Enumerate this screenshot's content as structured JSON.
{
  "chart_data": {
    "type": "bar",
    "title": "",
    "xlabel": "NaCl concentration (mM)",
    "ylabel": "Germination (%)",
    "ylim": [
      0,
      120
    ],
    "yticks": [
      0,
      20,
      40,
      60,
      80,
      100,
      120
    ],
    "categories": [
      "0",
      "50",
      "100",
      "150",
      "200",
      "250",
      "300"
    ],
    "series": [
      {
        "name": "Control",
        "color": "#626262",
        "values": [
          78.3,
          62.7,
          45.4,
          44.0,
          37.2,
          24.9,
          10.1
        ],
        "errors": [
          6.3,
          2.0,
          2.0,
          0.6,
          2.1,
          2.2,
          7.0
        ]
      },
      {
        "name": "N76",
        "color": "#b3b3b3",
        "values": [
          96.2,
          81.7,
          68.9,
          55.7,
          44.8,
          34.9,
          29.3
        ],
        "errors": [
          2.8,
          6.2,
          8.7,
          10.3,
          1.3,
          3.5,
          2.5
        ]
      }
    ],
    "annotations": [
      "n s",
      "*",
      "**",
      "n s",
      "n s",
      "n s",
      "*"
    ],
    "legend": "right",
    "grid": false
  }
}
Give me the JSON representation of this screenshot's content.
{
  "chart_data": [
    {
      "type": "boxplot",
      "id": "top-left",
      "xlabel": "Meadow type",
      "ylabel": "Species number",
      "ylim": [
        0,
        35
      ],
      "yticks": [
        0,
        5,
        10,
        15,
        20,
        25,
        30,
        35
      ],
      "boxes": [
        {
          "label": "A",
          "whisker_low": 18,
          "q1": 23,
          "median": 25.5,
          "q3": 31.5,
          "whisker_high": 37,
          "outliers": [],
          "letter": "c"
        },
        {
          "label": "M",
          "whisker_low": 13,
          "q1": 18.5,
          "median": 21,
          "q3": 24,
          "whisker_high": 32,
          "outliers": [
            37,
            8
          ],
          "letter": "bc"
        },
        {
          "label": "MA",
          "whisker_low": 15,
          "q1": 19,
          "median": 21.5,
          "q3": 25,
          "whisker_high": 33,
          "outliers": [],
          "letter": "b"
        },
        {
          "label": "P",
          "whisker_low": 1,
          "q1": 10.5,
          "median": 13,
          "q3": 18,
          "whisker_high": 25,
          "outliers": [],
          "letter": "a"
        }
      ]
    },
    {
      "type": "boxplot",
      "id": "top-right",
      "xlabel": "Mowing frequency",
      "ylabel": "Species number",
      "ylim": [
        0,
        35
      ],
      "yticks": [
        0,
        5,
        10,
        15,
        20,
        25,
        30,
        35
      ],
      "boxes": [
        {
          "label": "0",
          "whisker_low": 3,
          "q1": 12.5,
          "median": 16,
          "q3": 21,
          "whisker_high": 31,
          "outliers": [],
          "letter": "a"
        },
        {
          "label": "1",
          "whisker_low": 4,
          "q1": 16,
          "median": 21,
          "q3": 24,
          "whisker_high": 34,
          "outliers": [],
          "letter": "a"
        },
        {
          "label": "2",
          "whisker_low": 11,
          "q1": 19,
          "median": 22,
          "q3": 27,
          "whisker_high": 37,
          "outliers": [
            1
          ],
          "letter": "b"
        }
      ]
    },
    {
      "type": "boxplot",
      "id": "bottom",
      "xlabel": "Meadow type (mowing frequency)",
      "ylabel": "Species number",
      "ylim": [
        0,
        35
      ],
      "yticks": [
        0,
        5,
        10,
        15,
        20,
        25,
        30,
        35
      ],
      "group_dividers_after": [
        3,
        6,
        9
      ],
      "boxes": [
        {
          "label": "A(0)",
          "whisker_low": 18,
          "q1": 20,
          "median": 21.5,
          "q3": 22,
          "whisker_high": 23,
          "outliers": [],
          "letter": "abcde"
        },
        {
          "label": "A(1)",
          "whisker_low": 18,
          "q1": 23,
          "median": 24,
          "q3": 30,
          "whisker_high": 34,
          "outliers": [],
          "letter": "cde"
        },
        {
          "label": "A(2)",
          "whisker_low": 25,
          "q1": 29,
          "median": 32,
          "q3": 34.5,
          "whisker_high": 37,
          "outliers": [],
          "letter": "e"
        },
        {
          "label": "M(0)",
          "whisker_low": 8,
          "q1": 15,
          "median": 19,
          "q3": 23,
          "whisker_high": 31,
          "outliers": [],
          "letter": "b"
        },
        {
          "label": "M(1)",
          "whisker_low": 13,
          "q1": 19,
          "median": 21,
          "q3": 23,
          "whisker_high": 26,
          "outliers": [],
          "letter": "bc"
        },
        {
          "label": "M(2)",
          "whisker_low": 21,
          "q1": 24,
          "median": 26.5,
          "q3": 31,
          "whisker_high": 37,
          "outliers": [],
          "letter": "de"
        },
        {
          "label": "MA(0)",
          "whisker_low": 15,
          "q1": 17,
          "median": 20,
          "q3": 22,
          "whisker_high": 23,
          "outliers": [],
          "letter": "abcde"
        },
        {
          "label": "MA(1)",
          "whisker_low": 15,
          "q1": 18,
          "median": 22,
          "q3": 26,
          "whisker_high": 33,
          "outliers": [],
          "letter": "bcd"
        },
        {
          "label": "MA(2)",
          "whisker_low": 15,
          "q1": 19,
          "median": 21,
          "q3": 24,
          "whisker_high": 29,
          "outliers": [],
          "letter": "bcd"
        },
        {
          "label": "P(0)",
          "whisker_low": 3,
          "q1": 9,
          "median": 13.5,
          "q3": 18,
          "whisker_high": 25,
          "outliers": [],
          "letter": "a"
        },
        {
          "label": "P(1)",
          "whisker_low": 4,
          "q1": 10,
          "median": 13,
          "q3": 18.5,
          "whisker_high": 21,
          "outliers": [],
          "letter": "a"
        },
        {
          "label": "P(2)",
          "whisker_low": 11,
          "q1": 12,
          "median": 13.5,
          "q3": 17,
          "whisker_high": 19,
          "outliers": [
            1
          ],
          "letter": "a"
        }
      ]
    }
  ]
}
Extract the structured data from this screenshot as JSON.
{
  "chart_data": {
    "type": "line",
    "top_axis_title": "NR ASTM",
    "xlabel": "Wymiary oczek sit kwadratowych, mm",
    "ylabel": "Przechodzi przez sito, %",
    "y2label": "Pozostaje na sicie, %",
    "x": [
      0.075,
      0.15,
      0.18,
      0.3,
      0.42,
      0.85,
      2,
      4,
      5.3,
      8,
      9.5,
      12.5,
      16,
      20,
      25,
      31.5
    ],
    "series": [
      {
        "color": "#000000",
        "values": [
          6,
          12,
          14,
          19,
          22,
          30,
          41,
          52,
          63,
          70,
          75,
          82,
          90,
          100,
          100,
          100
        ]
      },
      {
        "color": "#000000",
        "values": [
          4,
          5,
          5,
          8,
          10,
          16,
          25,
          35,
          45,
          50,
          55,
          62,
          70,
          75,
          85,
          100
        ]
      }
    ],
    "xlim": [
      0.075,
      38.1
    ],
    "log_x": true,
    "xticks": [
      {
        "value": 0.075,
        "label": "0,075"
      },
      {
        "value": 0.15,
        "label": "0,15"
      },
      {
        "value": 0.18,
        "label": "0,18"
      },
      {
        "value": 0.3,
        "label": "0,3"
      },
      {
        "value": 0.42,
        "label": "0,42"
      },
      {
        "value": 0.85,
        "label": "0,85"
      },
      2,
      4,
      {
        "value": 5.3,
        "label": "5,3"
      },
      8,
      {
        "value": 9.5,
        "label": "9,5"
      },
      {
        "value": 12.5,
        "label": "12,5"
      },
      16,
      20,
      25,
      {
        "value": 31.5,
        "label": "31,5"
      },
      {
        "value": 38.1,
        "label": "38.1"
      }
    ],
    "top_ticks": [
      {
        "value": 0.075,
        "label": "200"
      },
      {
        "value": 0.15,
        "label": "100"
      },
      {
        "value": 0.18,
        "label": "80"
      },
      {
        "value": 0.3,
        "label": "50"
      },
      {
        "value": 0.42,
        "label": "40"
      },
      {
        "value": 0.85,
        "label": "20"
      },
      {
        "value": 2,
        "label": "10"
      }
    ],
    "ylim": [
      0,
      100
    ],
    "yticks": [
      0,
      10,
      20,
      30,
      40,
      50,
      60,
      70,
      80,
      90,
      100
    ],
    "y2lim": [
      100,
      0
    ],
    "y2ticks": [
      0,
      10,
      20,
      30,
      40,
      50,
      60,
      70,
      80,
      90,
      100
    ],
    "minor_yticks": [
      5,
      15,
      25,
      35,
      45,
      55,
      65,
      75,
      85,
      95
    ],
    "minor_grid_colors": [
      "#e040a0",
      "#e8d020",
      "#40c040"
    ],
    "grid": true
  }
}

| Exercise objective |
Provide the number of lines containing the string "screenshot", with no other output.

| Answer below |
3